#### What you are asked to do:
Repeat the listing below in full, exactly as it stands.

(Saved entries)
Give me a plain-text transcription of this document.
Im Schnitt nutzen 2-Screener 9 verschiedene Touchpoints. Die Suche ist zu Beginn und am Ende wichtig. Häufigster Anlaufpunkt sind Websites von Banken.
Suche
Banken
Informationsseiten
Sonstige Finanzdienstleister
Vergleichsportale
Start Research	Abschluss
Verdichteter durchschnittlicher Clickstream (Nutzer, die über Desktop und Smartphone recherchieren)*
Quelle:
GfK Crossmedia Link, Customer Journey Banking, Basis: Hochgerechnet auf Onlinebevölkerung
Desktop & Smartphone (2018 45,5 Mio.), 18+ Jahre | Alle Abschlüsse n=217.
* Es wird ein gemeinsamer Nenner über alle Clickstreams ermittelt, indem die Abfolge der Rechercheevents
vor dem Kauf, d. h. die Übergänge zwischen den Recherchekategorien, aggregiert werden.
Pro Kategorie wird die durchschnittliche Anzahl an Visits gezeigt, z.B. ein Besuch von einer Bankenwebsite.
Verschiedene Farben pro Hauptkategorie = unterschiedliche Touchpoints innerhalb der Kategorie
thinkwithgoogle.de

#### Output for this task:
Give me a plain-text transcription of this document.
Im Schnitt nutzen 2-Screener 9 verschiedene Touchpoints. Die Suche ist zu Beginn und am Ende wichtig. Häufigster Anlaufpunkt sind Websites von Banken.
Suche
Banken
Informationsseiten
Sonstige Finanzdienstleister
Vergleichsportale
Start Research	Abschluss
Verdichteter durchschnittlicher Clickstream (Nutzer, die über Desktop und Smartphone recherchieren)*
Quelle:
GfK Crossmedia Link, Customer Journey Banking, Basis: Hochgerechnet auf Onlinebevölkerung
Desktop & Smartphone (2018 45,5 Mio.), 18+ Jahre | Alle Abschlüsse n=217.
* Es wird ein gemeinsamer Nenner über alle Clickstreams ermittelt, indem die Abfolge der Rechercheevents
vor dem Kauf, d. h. die Übergänge zwischen den Recherchekategorien, aggregiert werden.
Pro Kategorie wird die durchschnittliche Anzahl an Visits gezeigt, z.B. ein Besuch von einer Bankenwebsite.
Verschiedene Farben pro Hauptkategorie = unterschiedliche Touchpoints innerhalb der Kategorie
thinkwithgoogle.de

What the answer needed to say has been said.